Extracted records.
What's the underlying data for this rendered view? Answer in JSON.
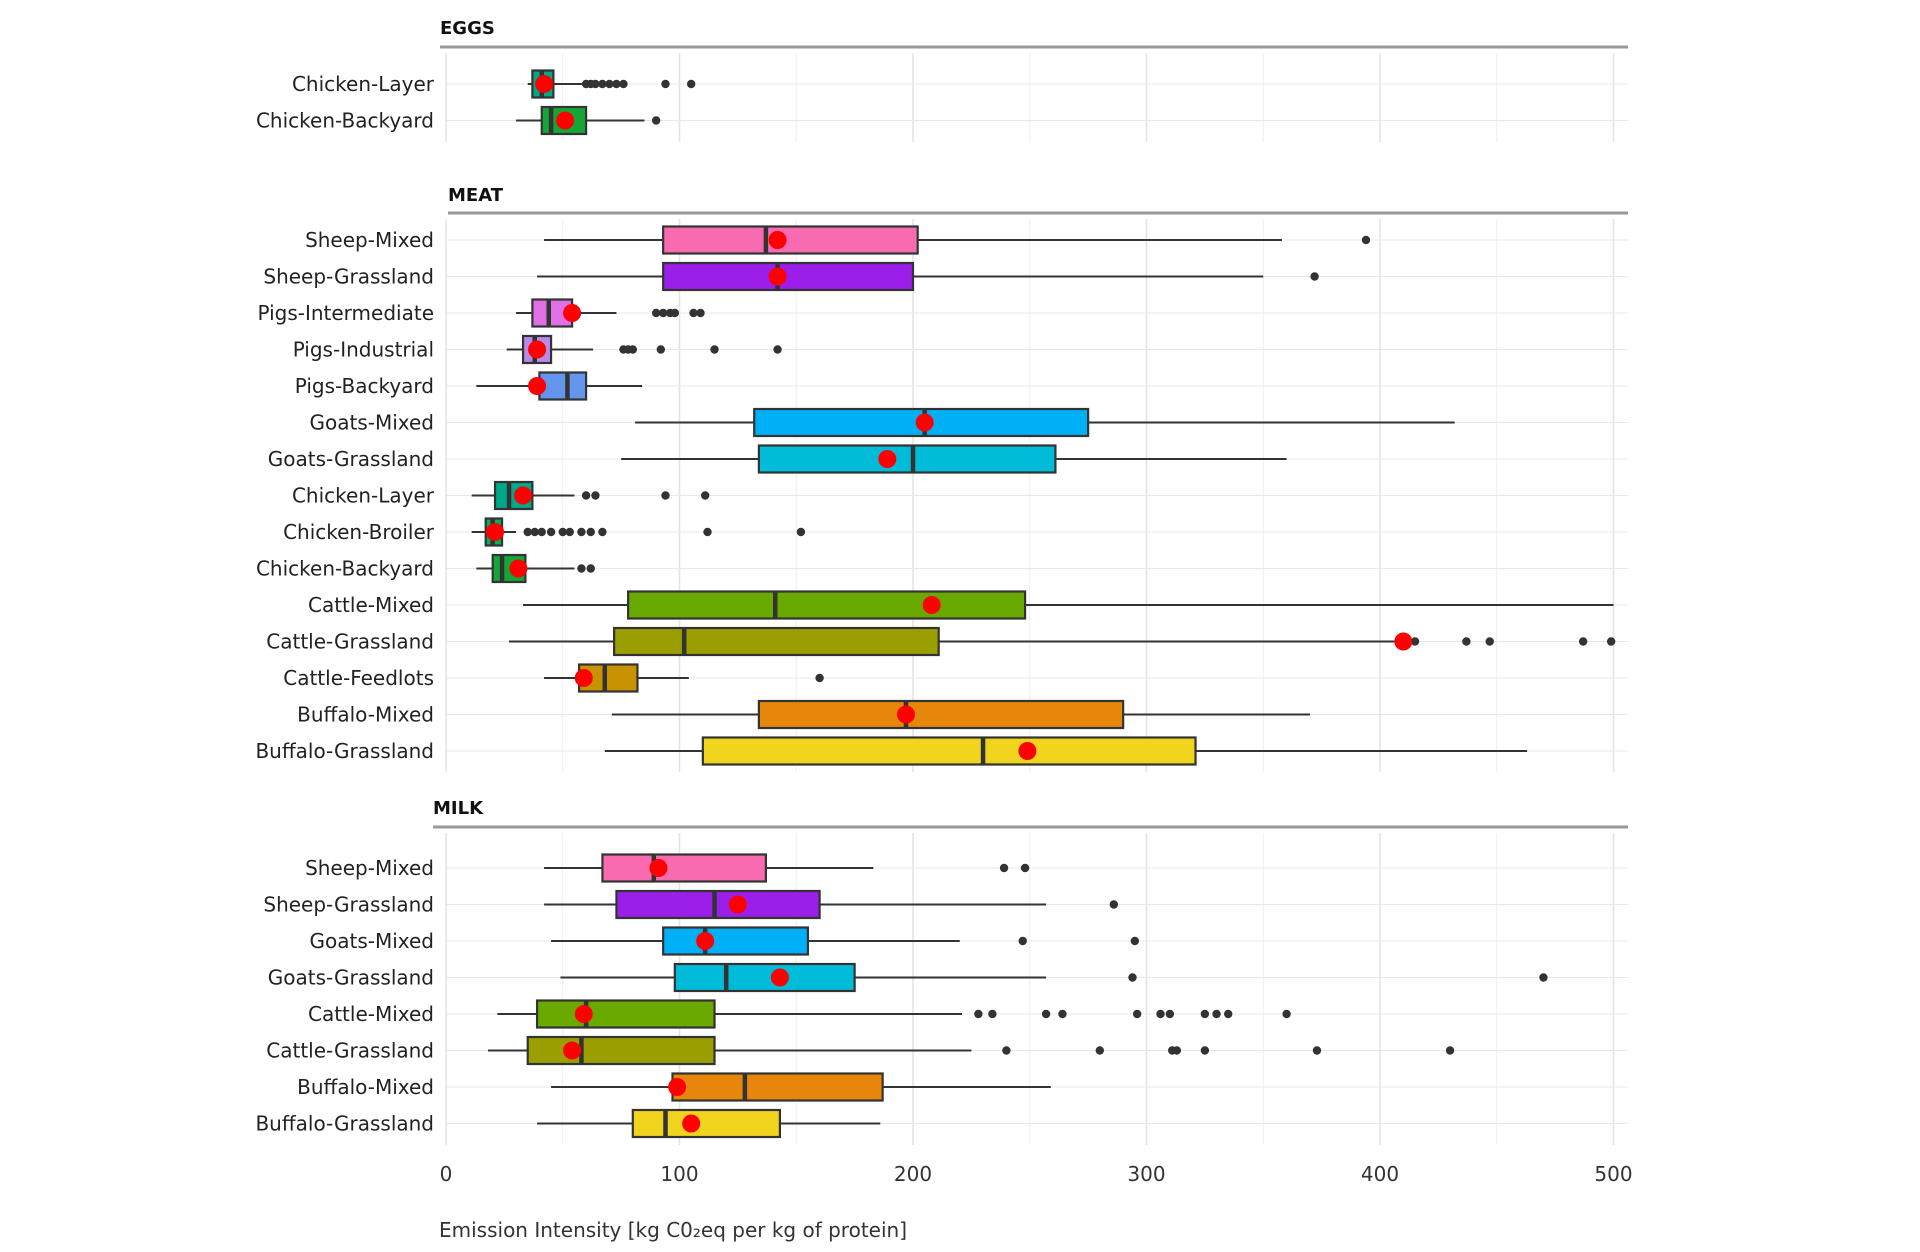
{
  "chart_data": {
    "type": "boxplot",
    "xlabel": "Emission Intensity [kg C0₂eq per kg of protein]",
    "xlim": [
      0,
      500
    ],
    "xticks": [
      0,
      100,
      200,
      300,
      400,
      500
    ],
    "colors": {
      "Sheep-Mixed": "#f96bb0",
      "Sheep-Grassland": "#9b1fe8",
      "Pigs-Intermediate": "#e070e6",
      "Pigs-Industrial": "#b88ae8",
      "Pigs-Backyard": "#6495ed",
      "Goats-Mixed": "#00b0f6",
      "Goats-Grassland": "#00bcd8",
      "Chicken-Layer": "#00a88a",
      "Chicken-Broiler": "#00b15a",
      "Chicken-Backyard": "#16a637",
      "Cattle-Mixed": "#6aaa00",
      "Cattle-Grassland": "#9a9e00",
      "Cattle-Feedlots": "#c99200",
      "Buffalo-Mixed": "#e6860a",
      "Buffalo-Grassland": "#f0d41e",
      "mean_point": "#ff0000"
    },
    "panels": [
      {
        "title": "EGGS",
        "series": [
          {
            "name": "Chicken-Layer",
            "whisker_low": 35,
            "q1": 37,
            "median": 41,
            "q3": 46,
            "whisker_high": 60,
            "mean": 42,
            "outliers": [
              60,
              62,
              64,
              67,
              70,
              73,
              76,
              94,
              105
            ]
          },
          {
            "name": "Chicken-Backyard",
            "whisker_low": 30,
            "q1": 41,
            "median": 45,
            "q3": 60,
            "whisker_high": 85,
            "mean": 51,
            "outliers": [
              90
            ]
          }
        ]
      },
      {
        "title": "MEAT",
        "series": [
          {
            "name": "Sheep-Mixed",
            "whisker_low": 42,
            "q1": 93,
            "median": 137,
            "q3": 202,
            "whisker_high": 358,
            "mean": 142,
            "outliers": [
              394
            ]
          },
          {
            "name": "Sheep-Grassland",
            "whisker_low": 39,
            "q1": 93,
            "median": 142,
            "q3": 200,
            "whisker_high": 350,
            "mean": 142,
            "outliers": [
              372
            ]
          },
          {
            "name": "Pigs-Intermediate",
            "whisker_low": 30,
            "q1": 37,
            "median": 44,
            "q3": 54,
            "whisker_high": 73,
            "mean": 54,
            "outliers": [
              90,
              93,
              96,
              98,
              106,
              109
            ]
          },
          {
            "name": "Pigs-Industrial",
            "whisker_low": 26,
            "q1": 33,
            "median": 38,
            "q3": 45,
            "whisker_high": 63,
            "mean": 39,
            "outliers": [
              76,
              78,
              80,
              92,
              115,
              142
            ]
          },
          {
            "name": "Pigs-Backyard",
            "whisker_low": 13,
            "q1": 40,
            "median": 52,
            "q3": 60,
            "whisker_high": 84,
            "mean": 39,
            "outliers": []
          },
          {
            "name": "Goats-Mixed",
            "whisker_low": 81,
            "q1": 132,
            "median": 205,
            "q3": 275,
            "whisker_high": 432,
            "mean": 205,
            "outliers": []
          },
          {
            "name": "Goats-Grassland",
            "whisker_low": 75,
            "q1": 134,
            "median": 200,
            "q3": 261,
            "whisker_high": 360,
            "mean": 189,
            "outliers": []
          },
          {
            "name": "Chicken-Layer",
            "whisker_low": 11,
            "q1": 21,
            "median": 27,
            "q3": 37,
            "whisker_high": 55,
            "mean": 33,
            "outliers": [
              60,
              64,
              94,
              111
            ]
          },
          {
            "name": "Chicken-Broiler",
            "whisker_low": 11,
            "q1": 17,
            "median": 20,
            "q3": 24,
            "whisker_high": 30,
            "mean": 21,
            "outliers": [
              35,
              38,
              41,
              45,
              50,
              53,
              58,
              62,
              67,
              112,
              152
            ]
          },
          {
            "name": "Chicken-Backyard",
            "whisker_low": 13,
            "q1": 20,
            "median": 24,
            "q3": 34,
            "whisker_high": 55,
            "mean": 31,
            "outliers": [
              58,
              62
            ]
          },
          {
            "name": "Cattle-Mixed",
            "whisker_low": 33,
            "q1": 78,
            "median": 141,
            "q3": 248,
            "whisker_high": 500,
            "mean": 208,
            "outliers": []
          },
          {
            "name": "Cattle-Grassland",
            "whisker_low": 27,
            "q1": 72,
            "median": 102,
            "q3": 211,
            "whisker_high": 410,
            "mean": 410,
            "outliers": [
              415,
              437,
              447,
              487,
              499
            ]
          },
          {
            "name": "Cattle-Feedlots",
            "whisker_low": 42,
            "q1": 57,
            "median": 68,
            "q3": 82,
            "whisker_high": 104,
            "mean": 59,
            "outliers": [
              160
            ]
          },
          {
            "name": "Buffalo-Mixed",
            "whisker_low": 71,
            "q1": 134,
            "median": 197,
            "q3": 290,
            "whisker_high": 370,
            "mean": 197,
            "outliers": []
          },
          {
            "name": "Buffalo-Grassland",
            "whisker_low": 68,
            "q1": 110,
            "median": 230,
            "q3": 321,
            "whisker_high": 463,
            "mean": 249,
            "outliers": []
          }
        ]
      },
      {
        "title": "MILK",
        "series": [
          {
            "name": "Sheep-Mixed",
            "whisker_low": 42,
            "q1": 67,
            "median": 89,
            "q3": 137,
            "whisker_high": 183,
            "mean": 91,
            "outliers": [
              239,
              248
            ]
          },
          {
            "name": "Sheep-Grassland",
            "whisker_low": 42,
            "q1": 73,
            "median": 115,
            "q3": 160,
            "whisker_high": 257,
            "mean": 125,
            "outliers": [
              286
            ]
          },
          {
            "name": "Goats-Mixed",
            "whisker_low": 45,
            "q1": 93,
            "median": 111,
            "q3": 155,
            "whisker_high": 220,
            "mean": 111,
            "outliers": [
              247,
              295
            ]
          },
          {
            "name": "Goats-Grassland",
            "whisker_low": 49,
            "q1": 98,
            "median": 120,
            "q3": 175,
            "whisker_high": 257,
            "mean": 143,
            "outliers": [
              294,
              470
            ]
          },
          {
            "name": "Cattle-Mixed",
            "whisker_low": 22,
            "q1": 39,
            "median": 60,
            "q3": 115,
            "whisker_high": 221,
            "mean": 59,
            "outliers": [
              228,
              234,
              257,
              264,
              296,
              306,
              310,
              325,
              330,
              335,
              360
            ]
          },
          {
            "name": "Cattle-Grassland",
            "whisker_low": 18,
            "q1": 35,
            "median": 58,
            "q3": 115,
            "whisker_high": 225,
            "mean": 54,
            "outliers": [
              240,
              280,
              311,
              313,
              325,
              373,
              430
            ]
          },
          {
            "name": "Buffalo-Mixed",
            "whisker_low": 45,
            "q1": 97,
            "median": 128,
            "q3": 187,
            "whisker_high": 259,
            "mean": 99,
            "outliers": []
          },
          {
            "name": "Buffalo-Grassland",
            "whisker_low": 39,
            "q1": 80,
            "median": 94,
            "q3": 143,
            "whisker_high": 186,
            "mean": 105,
            "outliers": []
          }
        ]
      }
    ]
  }
}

Problem. Every entry should be written out word for word, except for its pictures.

Solved exercise.
What's the underlying data for this rendered view? Answer in JSON.
{
  "chart_data": {
    "type": "boxplot",
    "xlabel": "Emission Intensity [kg C0₂eq per kg of protein]",
    "xlim": [
      0,
      500
    ],
    "xticks": [
      0,
      100,
      200,
      300,
      400,
      500
    ],
    "colors": {
      "Sheep-Mixed": "#f96bb0",
      "Sheep-Grassland": "#9b1fe8",
      "Pigs-Intermediate": "#e070e6",
      "Pigs-Industrial": "#b88ae8",
      "Pigs-Backyard": "#6495ed",
      "Goats-Mixed": "#00b0f6",
      "Goats-Grassland": "#00bcd8",
      "Chicken-Layer": "#00a88a",
      "Chicken-Broiler": "#00b15a",
      "Chicken-Backyard": "#16a637",
      "Cattle-Mixed": "#6aaa00",
      "Cattle-Grassland": "#9a9e00",
      "Cattle-Feedlots": "#c99200",
      "Buffalo-Mixed": "#e6860a",
      "Buffalo-Grassland": "#f0d41e",
      "mean_point": "#ff0000"
    },
    "panels": [
      {
        "title": "EGGS",
        "series": [
          {
            "name": "Chicken-Layer",
            "whisker_low": 35,
            "q1": 37,
            "median": 41,
            "q3": 46,
            "whisker_high": 60,
            "mean": 42,
            "outliers": [
              60,
              62,
              64,
              67,
              70,
              73,
              76,
              94,
              105
            ]
          },
          {
            "name": "Chicken-Backyard",
            "whisker_low": 30,
            "q1": 41,
            "median": 45,
            "q3": 60,
            "whisker_high": 85,
            "mean": 51,
            "outliers": [
              90
            ]
          }
        ]
      },
      {
        "title": "MEAT",
        "series": [
          {
            "name": "Sheep-Mixed",
            "whisker_low": 42,
            "q1": 93,
            "median": 137,
            "q3": 202,
            "whisker_high": 358,
            "mean": 142,
            "outliers": [
              394
            ]
          },
          {
            "name": "Sheep-Grassland",
            "whisker_low": 39,
            "q1": 93,
            "median": 142,
            "q3": 200,
            "whisker_high": 350,
            "mean": 142,
            "outliers": [
              372
            ]
          },
          {
            "name": "Pigs-Intermediate",
            "whisker_low": 30,
            "q1": 37,
            "median": 44,
            "q3": 54,
            "whisker_high": 73,
            "mean": 54,
            "outliers": [
              90,
              93,
              96,
              98,
              106,
              109
            ]
          },
          {
            "name": "Pigs-Industrial",
            "whisker_low": 26,
            "q1": 33,
            "median": 38,
            "q3": 45,
            "whisker_high": 63,
            "mean": 39,
            "outliers": [
              76,
              78,
              80,
              92,
              115,
              142
            ]
          },
          {
            "name": "Pigs-Backyard",
            "whisker_low": 13,
            "q1": 40,
            "median": 52,
            "q3": 60,
            "whisker_high": 84,
            "mean": 39,
            "outliers": []
          },
          {
            "name": "Goats-Mixed",
            "whisker_low": 81,
            "q1": 132,
            "median": 205,
            "q3": 275,
            "whisker_high": 432,
            "mean": 205,
            "outliers": []
          },
          {
            "name": "Goats-Grassland",
            "whisker_low": 75,
            "q1": 134,
            "median": 200,
            "q3": 261,
            "whisker_high": 360,
            "mean": 189,
            "outliers": []
          },
          {
            "name": "Chicken-Layer",
            "whisker_low": 11,
            "q1": 21,
            "median": 27,
            "q3": 37,
            "whisker_high": 55,
            "mean": 33,
            "outliers": [
              60,
              64,
              94,
              111
            ]
          },
          {
            "name": "Chicken-Broiler",
            "whisker_low": 11,
            "q1": 17,
            "median": 20,
            "q3": 24,
            "whisker_high": 30,
            "mean": 21,
            "outliers": [
              35,
              38,
              41,
              45,
              50,
              53,
              58,
              62,
              67,
              112,
              152
            ]
          },
          {
            "name": "Chicken-Backyard",
            "whisker_low": 13,
            "q1": 20,
            "median": 24,
            "q3": 34,
            "whisker_high": 55,
            "mean": 31,
            "outliers": [
              58,
              62
            ]
          },
          {
            "name": "Cattle-Mixed",
            "whisker_low": 33,
            "q1": 78,
            "median": 141,
            "q3": 248,
            "whisker_high": 500,
            "mean": 208,
            "outliers": []
          },
          {
            "name": "Cattle-Grassland",
            "whisker_low": 27,
            "q1": 72,
            "median": 102,
            "q3": 211,
            "whisker_high": 410,
            "mean": 410,
            "outliers": [
              415,
              437,
              447,
              487,
              499
            ]
          },
          {
            "name": "Cattle-Feedlots",
            "whisker_low": 42,
            "q1": 57,
            "median": 68,
            "q3": 82,
            "whisker_high": 104,
            "mean": 59,
            "outliers": [
              160
            ]
          },
          {
            "name": "Buffalo-Mixed",
            "whisker_low": 71,
            "q1": 134,
            "median": 197,
            "q3": 290,
            "whisker_high": 370,
            "mean": 197,
            "outliers": []
          },
          {
            "name": "Buffalo-Grassland",
            "whisker_low": 68,
            "q1": 110,
            "median": 230,
            "q3": 321,
            "whisker_high": 463,
            "mean": 249,
            "outliers": []
          }
        ]
      },
      {
        "title": "MILK",
        "series": [
          {
            "name": "Sheep-Mixed",
            "whisker_low": 42,
            "q1": 67,
            "median": 89,
            "q3": 137,
            "whisker_high": 183,
            "mean": 91,
            "outliers": [
              239,
              248
            ]
          },
          {
            "name": "Sheep-Grassland",
            "whisker_low": 42,
            "q1": 73,
            "median": 115,
            "q3": 160,
            "whisker_high": 257,
            "mean": 125,
            "outliers": [
              286
            ]
          },
          {
            "name": "Goats-Mixed",
            "whisker_low": 45,
            "q1": 93,
            "median": 111,
            "q3": 155,
            "whisker_high": 220,
            "mean": 111,
            "outliers": [
              247,
              295
            ]
          },
          {
            "name": "Goats-Grassland",
            "whisker_low": 49,
            "q1": 98,
            "median": 120,
            "q3": 175,
            "whisker_high": 257,
            "mean": 143,
            "outliers": [
              294,
              470
            ]
          },
          {
            "name": "Cattle-Mixed",
            "whisker_low": 22,
            "q1": 39,
            "median": 60,
            "q3": 115,
            "whisker_high": 221,
            "mean": 59,
            "outliers": [
              228,
              234,
              257,
              264,
              296,
              306,
              310,
              325,
              330,
              335,
              360
            ]
          },
          {
            "name": "Cattle-Grassland",
            "whisker_low": 18,
            "q1": 35,
            "median": 58,
            "q3": 115,
            "whisker_high": 225,
            "mean": 54,
            "outliers": [
              240,
              280,
              311,
              313,
              325,
              373,
              430
            ]
          },
          {
            "name": "Buffalo-Mixed",
            "whisker_low": 45,
            "q1": 97,
            "median": 128,
            "q3": 187,
            "whisker_high": 259,
            "mean": 99,
            "outliers": []
          },
          {
            "name": "Buffalo-Grassland",
            "whisker_low": 39,
            "q1": 80,
            "median": 94,
            "q3": 143,
            "whisker_high": 186,
            "mean": 105,
            "outliers": []
          }
        ]
      }
    ]
  }
}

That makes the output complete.